**Exercise prompt**. Write out the entire listing below exactly as it appears, minus any pictures.

**Data records**.

** START **

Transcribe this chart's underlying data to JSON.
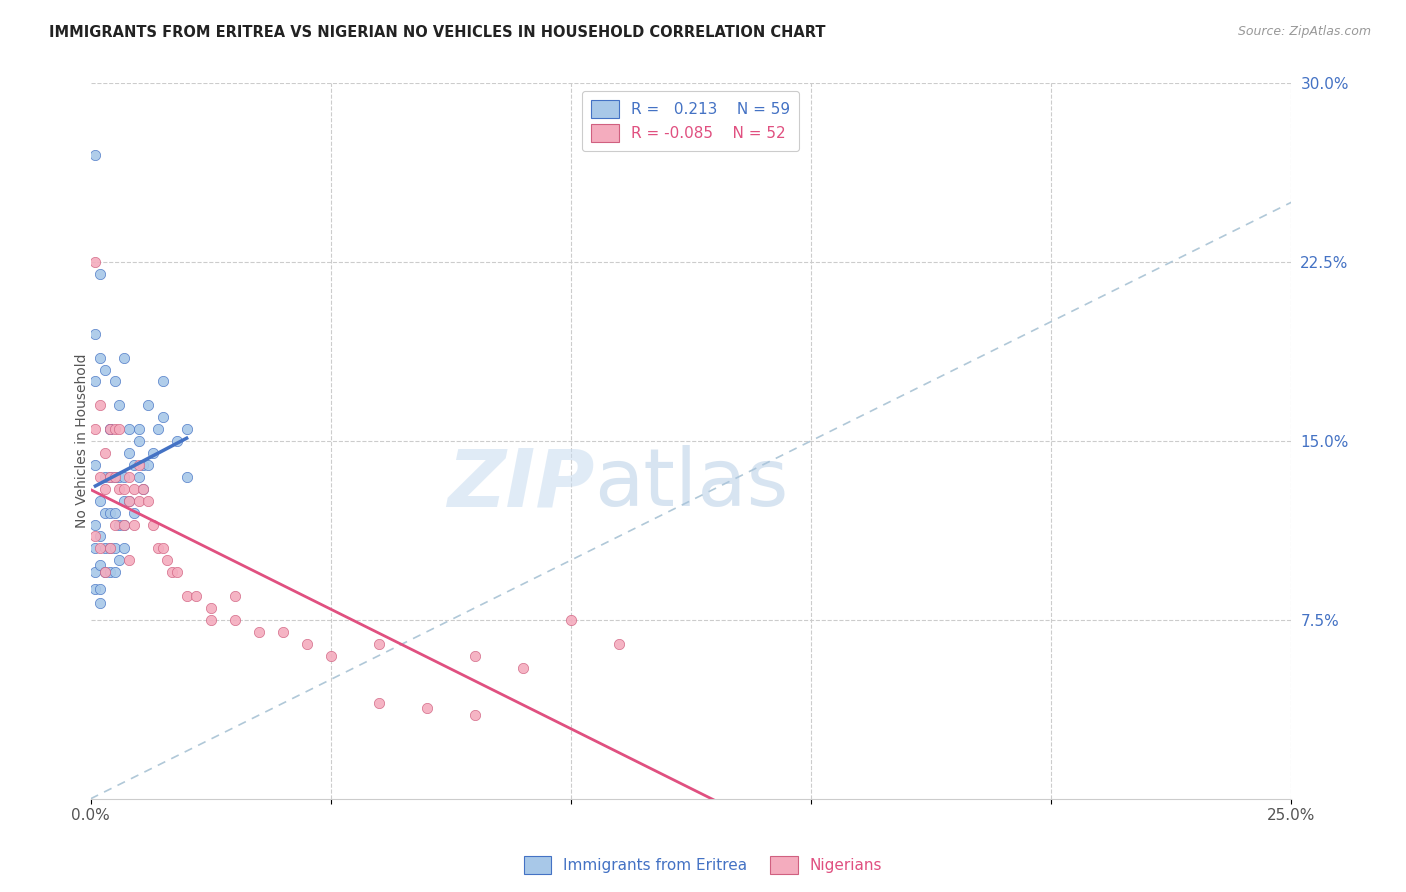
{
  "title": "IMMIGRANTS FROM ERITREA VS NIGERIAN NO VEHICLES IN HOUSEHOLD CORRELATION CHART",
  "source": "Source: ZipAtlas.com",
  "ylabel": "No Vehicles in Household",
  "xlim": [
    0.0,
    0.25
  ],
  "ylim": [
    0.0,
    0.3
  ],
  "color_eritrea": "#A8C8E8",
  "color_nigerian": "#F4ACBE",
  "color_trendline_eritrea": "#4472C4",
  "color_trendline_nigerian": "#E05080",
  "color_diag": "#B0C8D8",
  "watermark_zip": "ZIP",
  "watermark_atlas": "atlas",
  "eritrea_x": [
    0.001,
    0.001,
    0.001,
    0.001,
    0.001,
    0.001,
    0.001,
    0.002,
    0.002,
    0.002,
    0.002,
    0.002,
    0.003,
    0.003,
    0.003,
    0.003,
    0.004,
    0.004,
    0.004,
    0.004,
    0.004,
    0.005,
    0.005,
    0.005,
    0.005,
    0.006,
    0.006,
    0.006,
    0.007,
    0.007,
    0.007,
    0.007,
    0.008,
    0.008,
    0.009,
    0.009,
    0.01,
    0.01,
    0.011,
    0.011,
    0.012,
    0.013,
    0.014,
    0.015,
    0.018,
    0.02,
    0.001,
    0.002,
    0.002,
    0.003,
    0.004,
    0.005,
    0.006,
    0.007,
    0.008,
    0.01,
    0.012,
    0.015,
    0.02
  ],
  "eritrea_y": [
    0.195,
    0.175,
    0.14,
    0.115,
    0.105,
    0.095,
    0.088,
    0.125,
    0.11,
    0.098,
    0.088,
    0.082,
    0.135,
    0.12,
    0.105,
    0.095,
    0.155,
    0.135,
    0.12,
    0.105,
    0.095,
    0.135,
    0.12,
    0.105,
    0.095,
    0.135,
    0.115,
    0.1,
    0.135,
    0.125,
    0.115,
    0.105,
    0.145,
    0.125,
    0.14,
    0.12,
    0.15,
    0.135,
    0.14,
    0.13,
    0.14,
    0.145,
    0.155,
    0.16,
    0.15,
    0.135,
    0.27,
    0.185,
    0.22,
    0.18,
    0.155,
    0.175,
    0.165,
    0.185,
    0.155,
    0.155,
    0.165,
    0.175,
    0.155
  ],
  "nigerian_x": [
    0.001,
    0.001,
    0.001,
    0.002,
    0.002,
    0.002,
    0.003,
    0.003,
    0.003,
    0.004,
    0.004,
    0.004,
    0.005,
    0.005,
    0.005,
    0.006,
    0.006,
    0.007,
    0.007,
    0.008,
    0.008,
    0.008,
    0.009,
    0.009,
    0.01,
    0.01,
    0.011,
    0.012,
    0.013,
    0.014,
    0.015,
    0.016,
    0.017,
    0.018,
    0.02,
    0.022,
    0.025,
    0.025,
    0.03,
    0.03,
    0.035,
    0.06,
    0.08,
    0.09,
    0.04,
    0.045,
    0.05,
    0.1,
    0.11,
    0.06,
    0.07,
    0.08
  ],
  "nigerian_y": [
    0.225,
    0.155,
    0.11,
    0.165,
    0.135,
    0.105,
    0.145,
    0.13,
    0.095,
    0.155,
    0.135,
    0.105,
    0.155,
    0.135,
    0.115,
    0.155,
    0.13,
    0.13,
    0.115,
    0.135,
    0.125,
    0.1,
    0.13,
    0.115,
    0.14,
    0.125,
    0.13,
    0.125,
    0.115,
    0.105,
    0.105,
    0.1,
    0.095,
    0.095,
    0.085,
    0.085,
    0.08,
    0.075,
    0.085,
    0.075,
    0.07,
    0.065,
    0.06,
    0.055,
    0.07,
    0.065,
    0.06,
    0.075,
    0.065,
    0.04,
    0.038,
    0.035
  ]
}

** END **

**Exercise output**.
Transcribe this chart's underlying data to JSON.
{
  "title": "IMMIGRANTS FROM ERITREA VS NIGERIAN NO VEHICLES IN HOUSEHOLD CORRELATION CHART",
  "source": "Source: ZipAtlas.com",
  "ylabel": "No Vehicles in Household",
  "xlim": [
    0.0,
    0.25
  ],
  "ylim": [
    0.0,
    0.3
  ],
  "color_eritrea": "#A8C8E8",
  "color_nigerian": "#F4ACBE",
  "color_trendline_eritrea": "#4472C4",
  "color_trendline_nigerian": "#E05080",
  "color_diag": "#B0C8D8",
  "watermark_zip": "ZIP",
  "watermark_atlas": "atlas",
  "eritrea_x": [
    0.001,
    0.001,
    0.001,
    0.001,
    0.001,
    0.001,
    0.001,
    0.002,
    0.002,
    0.002,
    0.002,
    0.002,
    0.003,
    0.003,
    0.003,
    0.003,
    0.004,
    0.004,
    0.004,
    0.004,
    0.004,
    0.005,
    0.005,
    0.005,
    0.005,
    0.006,
    0.006,
    0.006,
    0.007,
    0.007,
    0.007,
    0.007,
    0.008,
    0.008,
    0.009,
    0.009,
    0.01,
    0.01,
    0.011,
    0.011,
    0.012,
    0.013,
    0.014,
    0.015,
    0.018,
    0.02,
    0.001,
    0.002,
    0.002,
    0.003,
    0.004,
    0.005,
    0.006,
    0.007,
    0.008,
    0.01,
    0.012,
    0.015,
    0.02
  ],
  "eritrea_y": [
    0.195,
    0.175,
    0.14,
    0.115,
    0.105,
    0.095,
    0.088,
    0.125,
    0.11,
    0.098,
    0.088,
    0.082,
    0.135,
    0.12,
    0.105,
    0.095,
    0.155,
    0.135,
    0.12,
    0.105,
    0.095,
    0.135,
    0.12,
    0.105,
    0.095,
    0.135,
    0.115,
    0.1,
    0.135,
    0.125,
    0.115,
    0.105,
    0.145,
    0.125,
    0.14,
    0.12,
    0.15,
    0.135,
    0.14,
    0.13,
    0.14,
    0.145,
    0.155,
    0.16,
    0.15,
    0.135,
    0.27,
    0.185,
    0.22,
    0.18,
    0.155,
    0.175,
    0.165,
    0.185,
    0.155,
    0.155,
    0.165,
    0.175,
    0.155
  ],
  "nigerian_x": [
    0.001,
    0.001,
    0.001,
    0.002,
    0.002,
    0.002,
    0.003,
    0.003,
    0.003,
    0.004,
    0.004,
    0.004,
    0.005,
    0.005,
    0.005,
    0.006,
    0.006,
    0.007,
    0.007,
    0.008,
    0.008,
    0.008,
    0.009,
    0.009,
    0.01,
    0.01,
    0.011,
    0.012,
    0.013,
    0.014,
    0.015,
    0.016,
    0.017,
    0.018,
    0.02,
    0.022,
    0.025,
    0.025,
    0.03,
    0.03,
    0.035,
    0.06,
    0.08,
    0.09,
    0.04,
    0.045,
    0.05,
    0.1,
    0.11,
    0.06,
    0.07,
    0.08
  ],
  "nigerian_y": [
    0.225,
    0.155,
    0.11,
    0.165,
    0.135,
    0.105,
    0.145,
    0.13,
    0.095,
    0.155,
    0.135,
    0.105,
    0.155,
    0.135,
    0.115,
    0.155,
    0.13,
    0.13,
    0.115,
    0.135,
    0.125,
    0.1,
    0.13,
    0.115,
    0.14,
    0.125,
    0.13,
    0.125,
    0.115,
    0.105,
    0.105,
    0.1,
    0.095,
    0.095,
    0.085,
    0.085,
    0.08,
    0.075,
    0.085,
    0.075,
    0.07,
    0.065,
    0.06,
    0.055,
    0.07,
    0.065,
    0.06,
    0.075,
    0.065,
    0.04,
    0.038,
    0.035
  ]
}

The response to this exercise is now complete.